* **Dataset excerpt**:
++++++++

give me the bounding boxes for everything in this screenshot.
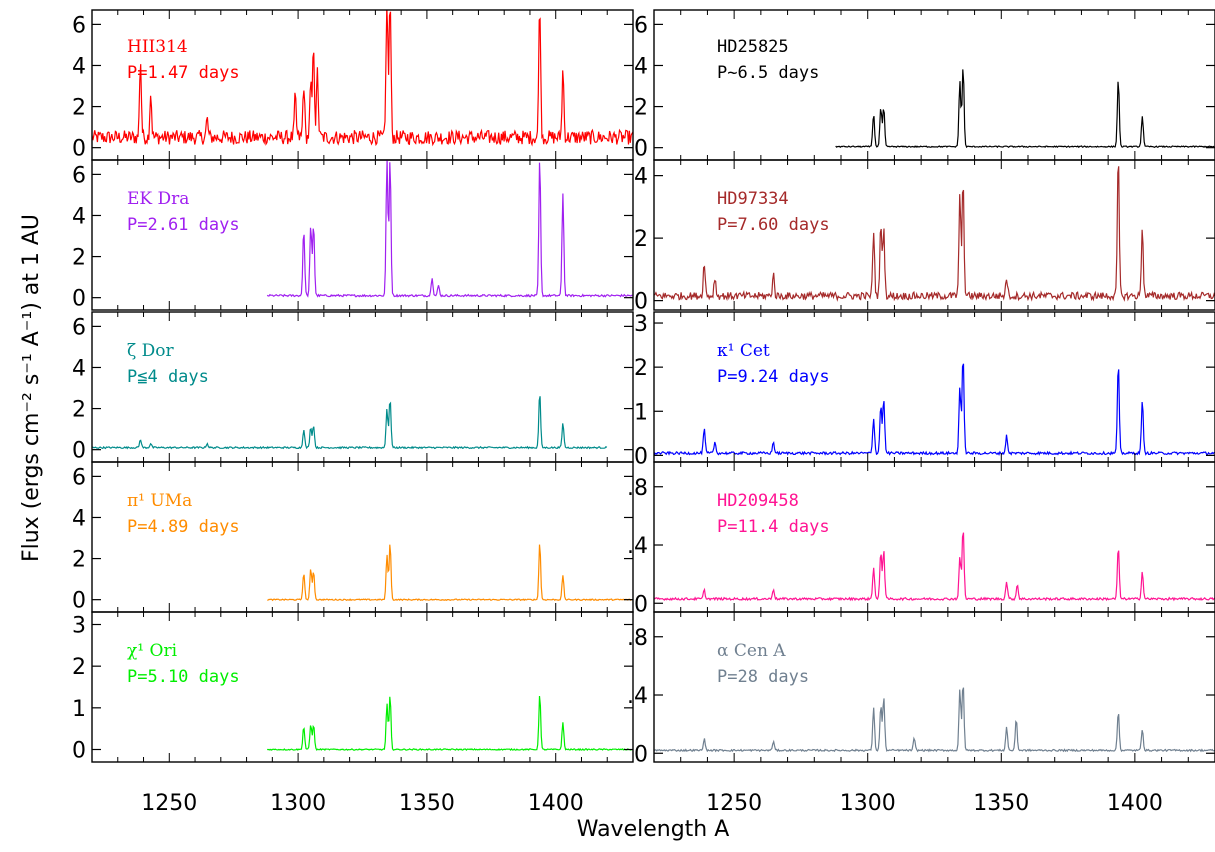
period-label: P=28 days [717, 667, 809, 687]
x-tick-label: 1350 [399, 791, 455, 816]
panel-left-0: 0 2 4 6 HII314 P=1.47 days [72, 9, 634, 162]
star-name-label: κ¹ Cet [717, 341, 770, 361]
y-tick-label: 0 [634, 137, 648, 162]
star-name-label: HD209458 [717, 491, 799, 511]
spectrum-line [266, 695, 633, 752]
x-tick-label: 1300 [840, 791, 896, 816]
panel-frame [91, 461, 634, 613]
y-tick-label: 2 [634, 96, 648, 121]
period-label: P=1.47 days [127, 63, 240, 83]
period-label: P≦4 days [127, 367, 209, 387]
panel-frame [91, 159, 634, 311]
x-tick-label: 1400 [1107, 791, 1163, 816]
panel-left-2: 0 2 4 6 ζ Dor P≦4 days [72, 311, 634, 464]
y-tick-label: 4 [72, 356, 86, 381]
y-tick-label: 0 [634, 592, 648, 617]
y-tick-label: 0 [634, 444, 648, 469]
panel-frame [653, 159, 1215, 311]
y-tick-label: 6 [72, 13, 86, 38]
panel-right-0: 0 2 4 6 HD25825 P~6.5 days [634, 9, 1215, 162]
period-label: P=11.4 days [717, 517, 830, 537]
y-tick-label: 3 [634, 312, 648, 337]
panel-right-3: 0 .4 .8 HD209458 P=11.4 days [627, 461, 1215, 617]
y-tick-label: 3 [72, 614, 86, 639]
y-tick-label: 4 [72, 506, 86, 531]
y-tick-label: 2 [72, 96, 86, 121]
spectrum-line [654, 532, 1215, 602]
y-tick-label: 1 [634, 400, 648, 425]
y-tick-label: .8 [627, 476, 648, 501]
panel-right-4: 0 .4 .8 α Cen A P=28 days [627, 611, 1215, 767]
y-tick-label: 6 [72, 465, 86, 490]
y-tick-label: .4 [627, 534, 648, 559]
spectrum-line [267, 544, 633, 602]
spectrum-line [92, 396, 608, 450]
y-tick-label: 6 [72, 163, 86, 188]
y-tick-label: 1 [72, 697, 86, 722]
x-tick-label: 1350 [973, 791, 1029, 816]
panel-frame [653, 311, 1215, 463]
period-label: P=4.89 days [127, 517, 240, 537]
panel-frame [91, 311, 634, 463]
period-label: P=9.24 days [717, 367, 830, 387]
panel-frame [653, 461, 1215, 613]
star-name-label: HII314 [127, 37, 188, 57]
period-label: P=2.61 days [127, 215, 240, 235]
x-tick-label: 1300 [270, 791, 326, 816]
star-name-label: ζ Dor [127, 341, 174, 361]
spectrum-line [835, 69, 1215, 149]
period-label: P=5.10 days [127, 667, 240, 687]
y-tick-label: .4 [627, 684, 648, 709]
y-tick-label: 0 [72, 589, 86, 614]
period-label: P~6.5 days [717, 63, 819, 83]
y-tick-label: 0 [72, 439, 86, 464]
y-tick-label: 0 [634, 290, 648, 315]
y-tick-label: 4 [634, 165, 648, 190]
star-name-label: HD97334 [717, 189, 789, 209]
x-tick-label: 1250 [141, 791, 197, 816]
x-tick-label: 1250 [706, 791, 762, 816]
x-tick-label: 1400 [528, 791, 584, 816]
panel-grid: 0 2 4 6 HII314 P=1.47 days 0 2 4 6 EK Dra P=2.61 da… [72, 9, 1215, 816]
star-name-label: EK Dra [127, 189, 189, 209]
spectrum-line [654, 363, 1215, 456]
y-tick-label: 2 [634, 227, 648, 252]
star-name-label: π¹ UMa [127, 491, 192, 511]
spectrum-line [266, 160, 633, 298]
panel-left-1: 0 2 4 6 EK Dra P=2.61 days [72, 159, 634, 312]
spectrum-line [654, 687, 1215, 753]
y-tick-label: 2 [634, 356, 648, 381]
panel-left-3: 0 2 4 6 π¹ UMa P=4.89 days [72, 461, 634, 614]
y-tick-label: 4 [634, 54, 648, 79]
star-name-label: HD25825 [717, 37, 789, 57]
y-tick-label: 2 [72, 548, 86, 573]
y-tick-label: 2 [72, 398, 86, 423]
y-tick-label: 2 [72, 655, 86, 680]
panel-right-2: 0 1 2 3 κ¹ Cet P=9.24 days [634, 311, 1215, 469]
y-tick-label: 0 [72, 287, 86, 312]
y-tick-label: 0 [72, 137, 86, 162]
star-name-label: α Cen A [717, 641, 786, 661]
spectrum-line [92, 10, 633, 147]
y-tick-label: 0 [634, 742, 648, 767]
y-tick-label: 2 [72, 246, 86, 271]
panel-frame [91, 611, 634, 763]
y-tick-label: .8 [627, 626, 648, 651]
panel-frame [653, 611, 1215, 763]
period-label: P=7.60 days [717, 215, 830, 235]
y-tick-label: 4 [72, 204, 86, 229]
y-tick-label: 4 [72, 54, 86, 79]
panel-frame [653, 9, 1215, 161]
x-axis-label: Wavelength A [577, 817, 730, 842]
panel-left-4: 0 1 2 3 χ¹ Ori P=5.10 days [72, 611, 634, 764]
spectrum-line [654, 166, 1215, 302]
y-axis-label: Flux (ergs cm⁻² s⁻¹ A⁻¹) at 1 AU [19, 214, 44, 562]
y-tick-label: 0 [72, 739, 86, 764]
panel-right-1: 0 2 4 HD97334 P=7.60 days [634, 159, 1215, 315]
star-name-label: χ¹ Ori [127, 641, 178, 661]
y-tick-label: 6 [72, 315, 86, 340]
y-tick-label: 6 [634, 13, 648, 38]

++++++++

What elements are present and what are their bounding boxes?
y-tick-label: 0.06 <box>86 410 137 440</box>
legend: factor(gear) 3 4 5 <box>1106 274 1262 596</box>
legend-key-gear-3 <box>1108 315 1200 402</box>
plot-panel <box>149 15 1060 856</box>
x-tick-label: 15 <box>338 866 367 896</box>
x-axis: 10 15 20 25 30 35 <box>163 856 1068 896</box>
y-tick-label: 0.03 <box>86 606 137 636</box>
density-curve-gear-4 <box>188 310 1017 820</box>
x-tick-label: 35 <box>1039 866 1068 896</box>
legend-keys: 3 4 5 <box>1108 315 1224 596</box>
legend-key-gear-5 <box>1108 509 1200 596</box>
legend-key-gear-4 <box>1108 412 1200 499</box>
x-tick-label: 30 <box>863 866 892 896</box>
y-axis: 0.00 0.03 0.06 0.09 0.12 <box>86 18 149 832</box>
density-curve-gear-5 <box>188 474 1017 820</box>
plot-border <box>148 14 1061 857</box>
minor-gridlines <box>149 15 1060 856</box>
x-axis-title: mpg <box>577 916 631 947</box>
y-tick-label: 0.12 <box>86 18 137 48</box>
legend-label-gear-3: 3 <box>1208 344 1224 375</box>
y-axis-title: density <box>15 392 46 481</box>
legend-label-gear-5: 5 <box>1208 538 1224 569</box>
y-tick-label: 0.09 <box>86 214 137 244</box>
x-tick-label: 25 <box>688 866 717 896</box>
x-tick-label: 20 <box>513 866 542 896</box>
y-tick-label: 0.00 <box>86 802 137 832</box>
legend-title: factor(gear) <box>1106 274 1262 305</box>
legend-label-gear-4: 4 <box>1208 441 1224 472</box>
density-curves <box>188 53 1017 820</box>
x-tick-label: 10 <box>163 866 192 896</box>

++++++++

Copy, without any change, the lines from the one with "What elements are" up to and including the one with "x-tick-label: 10 <box>163 866 192 896</box>".

What elements are present and what are their bounding boxes?
y-tick-label: 0.06 <box>86 410 137 440</box>
legend: factor(gear) 3 4 5 <box>1106 274 1262 596</box>
legend-key-gear-3 <box>1108 315 1200 402</box>
plot-panel <box>149 15 1060 856</box>
x-tick-label: 15 <box>338 866 367 896</box>
x-axis: 10 15 20 25 30 35 <box>163 856 1068 896</box>
y-tick-label: 0.03 <box>86 606 137 636</box>
density-curve-gear-4 <box>188 310 1017 820</box>
x-tick-label: 35 <box>1039 866 1068 896</box>
legend-keys: 3 4 5 <box>1108 315 1224 596</box>
legend-key-gear-5 <box>1108 509 1200 596</box>
legend-key-gear-4 <box>1108 412 1200 499</box>
x-tick-label: 30 <box>863 866 892 896</box>
y-axis: 0.00 0.03 0.06 0.09 0.12 <box>86 18 149 832</box>
density-curve-gear-5 <box>188 474 1017 820</box>
plot-border <box>148 14 1061 857</box>
minor-gridlines <box>149 15 1060 856</box>
x-axis-title: mpg <box>577 916 631 947</box>
y-tick-label: 0.12 <box>86 18 137 48</box>
legend-label-gear-3: 3 <box>1208 344 1224 375</box>
y-axis-title: density <box>15 392 46 481</box>
legend-label-gear-5: 5 <box>1208 538 1224 569</box>
y-tick-label: 0.09 <box>86 214 137 244</box>
x-tick-label: 25 <box>688 866 717 896</box>
x-tick-label: 20 <box>513 866 542 896</box>
y-tick-label: 0.00 <box>86 802 137 832</box>
legend-title: factor(gear) <box>1106 274 1262 305</box>
legend-label-gear-4: 4 <box>1208 441 1224 472</box>
density-curves <box>188 53 1017 820</box>
x-tick-label: 10 <box>163 866 192 896</box>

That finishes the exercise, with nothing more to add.